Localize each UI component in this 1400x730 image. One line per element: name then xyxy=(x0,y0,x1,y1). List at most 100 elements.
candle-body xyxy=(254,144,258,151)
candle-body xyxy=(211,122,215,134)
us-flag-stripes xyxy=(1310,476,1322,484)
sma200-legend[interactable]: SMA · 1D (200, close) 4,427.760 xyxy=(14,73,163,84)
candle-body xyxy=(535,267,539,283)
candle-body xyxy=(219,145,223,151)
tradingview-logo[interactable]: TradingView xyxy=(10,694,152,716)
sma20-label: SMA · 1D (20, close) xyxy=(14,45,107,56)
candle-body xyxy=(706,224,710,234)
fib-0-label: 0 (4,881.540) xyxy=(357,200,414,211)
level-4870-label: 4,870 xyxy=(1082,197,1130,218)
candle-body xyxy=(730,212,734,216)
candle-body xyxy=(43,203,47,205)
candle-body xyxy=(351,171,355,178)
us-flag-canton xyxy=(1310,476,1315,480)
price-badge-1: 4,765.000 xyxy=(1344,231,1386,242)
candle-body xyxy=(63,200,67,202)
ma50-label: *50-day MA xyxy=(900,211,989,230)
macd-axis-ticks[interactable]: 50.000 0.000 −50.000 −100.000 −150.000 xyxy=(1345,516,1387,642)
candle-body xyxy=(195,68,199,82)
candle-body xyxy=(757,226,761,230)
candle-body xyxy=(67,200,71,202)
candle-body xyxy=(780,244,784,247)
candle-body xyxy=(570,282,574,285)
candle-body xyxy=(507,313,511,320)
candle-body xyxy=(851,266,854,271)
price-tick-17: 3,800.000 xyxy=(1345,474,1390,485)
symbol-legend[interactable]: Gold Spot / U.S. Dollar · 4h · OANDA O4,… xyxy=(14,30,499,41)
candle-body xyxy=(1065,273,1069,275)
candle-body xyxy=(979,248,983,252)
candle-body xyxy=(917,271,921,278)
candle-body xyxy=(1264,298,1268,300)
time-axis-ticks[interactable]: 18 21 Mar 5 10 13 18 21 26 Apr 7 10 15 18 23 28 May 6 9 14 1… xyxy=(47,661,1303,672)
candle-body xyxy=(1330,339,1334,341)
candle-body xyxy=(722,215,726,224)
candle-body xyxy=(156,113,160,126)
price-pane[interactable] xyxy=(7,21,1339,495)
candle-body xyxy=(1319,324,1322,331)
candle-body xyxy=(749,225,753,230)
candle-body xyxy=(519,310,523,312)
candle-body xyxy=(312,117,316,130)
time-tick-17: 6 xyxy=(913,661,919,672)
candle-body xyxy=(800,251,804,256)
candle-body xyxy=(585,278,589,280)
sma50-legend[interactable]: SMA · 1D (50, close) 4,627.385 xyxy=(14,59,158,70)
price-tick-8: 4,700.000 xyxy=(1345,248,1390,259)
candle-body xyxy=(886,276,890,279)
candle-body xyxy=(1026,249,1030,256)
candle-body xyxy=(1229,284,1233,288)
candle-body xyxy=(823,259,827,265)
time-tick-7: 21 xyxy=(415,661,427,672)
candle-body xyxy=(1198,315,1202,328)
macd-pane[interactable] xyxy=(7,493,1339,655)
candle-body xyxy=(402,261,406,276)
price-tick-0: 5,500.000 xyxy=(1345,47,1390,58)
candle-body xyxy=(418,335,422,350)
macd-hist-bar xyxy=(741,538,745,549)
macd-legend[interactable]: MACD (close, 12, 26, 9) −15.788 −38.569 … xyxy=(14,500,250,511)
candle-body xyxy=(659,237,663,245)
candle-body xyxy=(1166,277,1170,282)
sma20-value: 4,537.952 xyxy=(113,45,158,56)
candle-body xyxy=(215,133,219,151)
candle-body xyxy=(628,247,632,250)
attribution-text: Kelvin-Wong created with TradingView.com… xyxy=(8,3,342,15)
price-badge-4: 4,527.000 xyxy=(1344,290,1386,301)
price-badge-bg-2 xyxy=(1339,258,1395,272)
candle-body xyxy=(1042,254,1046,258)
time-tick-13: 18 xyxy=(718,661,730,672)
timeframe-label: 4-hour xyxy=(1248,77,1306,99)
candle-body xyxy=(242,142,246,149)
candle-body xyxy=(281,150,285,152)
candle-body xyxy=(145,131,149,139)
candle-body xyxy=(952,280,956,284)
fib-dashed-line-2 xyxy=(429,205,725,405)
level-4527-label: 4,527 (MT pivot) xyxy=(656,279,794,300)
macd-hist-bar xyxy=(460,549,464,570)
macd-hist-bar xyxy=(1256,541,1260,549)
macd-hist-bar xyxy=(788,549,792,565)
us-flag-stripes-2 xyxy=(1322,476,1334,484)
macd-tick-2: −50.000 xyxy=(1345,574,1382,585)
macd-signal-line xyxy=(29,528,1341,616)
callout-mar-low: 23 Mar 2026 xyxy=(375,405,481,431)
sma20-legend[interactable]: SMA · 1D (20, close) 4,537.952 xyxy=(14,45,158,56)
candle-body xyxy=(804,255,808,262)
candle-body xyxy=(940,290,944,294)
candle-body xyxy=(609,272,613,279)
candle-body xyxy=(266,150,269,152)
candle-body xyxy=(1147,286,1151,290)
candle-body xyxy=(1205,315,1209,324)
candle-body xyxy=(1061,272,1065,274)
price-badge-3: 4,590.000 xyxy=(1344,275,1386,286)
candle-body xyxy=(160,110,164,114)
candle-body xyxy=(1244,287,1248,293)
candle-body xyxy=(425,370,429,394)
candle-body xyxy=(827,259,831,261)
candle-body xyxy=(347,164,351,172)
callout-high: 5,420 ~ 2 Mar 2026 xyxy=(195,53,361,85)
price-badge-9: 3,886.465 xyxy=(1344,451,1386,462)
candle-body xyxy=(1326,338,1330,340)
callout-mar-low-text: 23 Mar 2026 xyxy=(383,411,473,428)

※

**GOAL:**
Rewrite the data above, replacing every instance of "candle-body" with "candlestick" and keeping everything else the same.

**CORRECT OUTPUT:**
Localize each UI component in this 1400x730 image. One line per element: name then xyxy=(x0,y0,x1,y1). List at most 100 elements.
candlestick xyxy=(254,144,258,151)
candlestick xyxy=(211,122,215,134)
us-flag-stripes xyxy=(1310,476,1322,484)
sma200-legend[interactable]: SMA · 1D (200, close) 4,427.760 xyxy=(14,73,163,84)
candlestick xyxy=(535,267,539,283)
candlestick xyxy=(219,145,223,151)
tradingview-logo[interactable]: TradingView xyxy=(10,694,152,716)
sma20-label: SMA · 1D (20, close) xyxy=(14,45,107,56)
candlestick xyxy=(706,224,710,234)
fib-0-label: 0 (4,881.540) xyxy=(357,200,414,211)
level-4870-label: 4,870 xyxy=(1082,197,1130,218)
candlestick xyxy=(730,212,734,216)
candlestick xyxy=(43,203,47,205)
candlestick xyxy=(351,171,355,178)
us-flag-canton xyxy=(1310,476,1315,480)
price-badge-1: 4,765.000 xyxy=(1344,231,1386,242)
candlestick xyxy=(63,200,67,202)
ma50-label: *50-day MA xyxy=(900,211,989,230)
macd-axis-ticks[interactable]: 50.000 0.000 −50.000 −100.000 −150.000 xyxy=(1345,516,1387,642)
candlestick xyxy=(195,68,199,82)
candlestick xyxy=(757,226,761,230)
candlestick xyxy=(67,200,71,202)
candlestick xyxy=(780,244,784,247)
candlestick xyxy=(570,282,574,285)
candlestick xyxy=(507,313,511,320)
candlestick xyxy=(851,266,854,271)
price-tick-17: 3,800.000 xyxy=(1345,474,1390,485)
symbol-legend[interactable]: Gold Spot / U.S. Dollar · 4h · OANDA O4,… xyxy=(14,30,499,41)
candlestick xyxy=(1065,273,1069,275)
candlestick xyxy=(979,248,983,252)
candlestick xyxy=(917,271,921,278)
candlestick xyxy=(1264,298,1268,300)
time-axis-ticks[interactable]: 18 21 Mar 5 10 13 18 21 26 Apr 7 10 15 18 23 28 May 6 9 14 1… xyxy=(47,661,1303,672)
candlestick xyxy=(1330,339,1334,341)
candlestick xyxy=(722,215,726,224)
candlestick xyxy=(156,113,160,126)
price-pane[interactable] xyxy=(7,21,1339,495)
candlestick xyxy=(1319,324,1322,331)
candlestick xyxy=(749,225,753,230)
candlestick xyxy=(519,310,523,312)
candlestick xyxy=(312,117,316,130)
time-tick-17: 6 xyxy=(913,661,919,672)
candlestick xyxy=(800,251,804,256)
candlestick xyxy=(585,278,589,280)
sma50-legend[interactable]: SMA · 1D (50, close) 4,627.385 xyxy=(14,59,158,70)
price-tick-8: 4,700.000 xyxy=(1345,248,1390,259)
candlestick xyxy=(886,276,890,279)
candlestick xyxy=(1026,249,1030,256)
candlestick xyxy=(1229,284,1233,288)
candlestick xyxy=(823,259,827,265)
time-tick-7: 21 xyxy=(415,661,427,672)
candlestick xyxy=(1198,315,1202,328)
macd-pane[interactable] xyxy=(7,493,1339,655)
candlestick xyxy=(402,261,406,276)
price-tick-0: 5,500.000 xyxy=(1345,47,1390,58)
candlestick xyxy=(418,335,422,350)
macd-hist-bar xyxy=(741,538,745,549)
macd-legend[interactable]: MACD (close, 12, 26, 9) −15.788 −38.569 … xyxy=(14,500,250,511)
candlestick xyxy=(659,237,663,245)
candlestick xyxy=(1166,277,1170,282)
sma20-value: 4,537.952 xyxy=(113,45,158,56)
candlestick xyxy=(215,133,219,151)
candlestick xyxy=(628,247,632,250)
attribution-text: Kelvin-Wong created with TradingView.com… xyxy=(8,3,342,15)
price-badge-4: 4,527.000 xyxy=(1344,290,1386,301)
price-badge-bg-2 xyxy=(1339,258,1395,272)
candlestick xyxy=(1042,254,1046,258)
time-tick-13: 18 xyxy=(718,661,730,672)
timeframe-label: 4-hour xyxy=(1248,77,1306,99)
candlestick xyxy=(242,142,246,149)
candlestick xyxy=(281,150,285,152)
candlestick xyxy=(145,131,149,139)
candlestick xyxy=(952,280,956,284)
fib-dashed-line-2 xyxy=(429,205,725,405)
level-4527-label: 4,527 (MT pivot) xyxy=(656,279,794,300)
macd-hist-bar xyxy=(460,549,464,570)
macd-hist-bar xyxy=(1256,541,1260,549)
macd-hist-bar xyxy=(788,549,792,565)
us-flag-stripes-2 xyxy=(1322,476,1334,484)
macd-tick-2: −50.000 xyxy=(1345,574,1382,585)
macd-signal-line xyxy=(29,528,1341,616)
callout-mar-low: 23 Mar 2026 xyxy=(375,405,481,431)
sma20-legend[interactable]: SMA · 1D (20, close) 4,537.952 xyxy=(14,45,158,56)
candlestick xyxy=(804,255,808,262)
candlestick xyxy=(940,290,944,294)
candlestick xyxy=(609,272,613,279)
candlestick xyxy=(266,150,269,152)
candlestick xyxy=(1147,286,1151,290)
candlestick xyxy=(1205,315,1209,324)
candlestick xyxy=(1061,272,1065,274)
price-badge-3: 4,590.000 xyxy=(1344,275,1386,286)
candlestick xyxy=(160,110,164,114)
candlestick xyxy=(1244,287,1248,293)
candlestick xyxy=(425,370,429,394)
candlestick xyxy=(827,259,831,261)
candlestick xyxy=(347,164,351,172)
callout-high: 5,420 ~ 2 Mar 2026 xyxy=(195,53,361,85)
price-badge-9: 3,886.465 xyxy=(1344,451,1386,462)
candlestick xyxy=(1326,338,1330,340)
callout-mar-low-text: 23 Mar 2026 xyxy=(383,411,473,428)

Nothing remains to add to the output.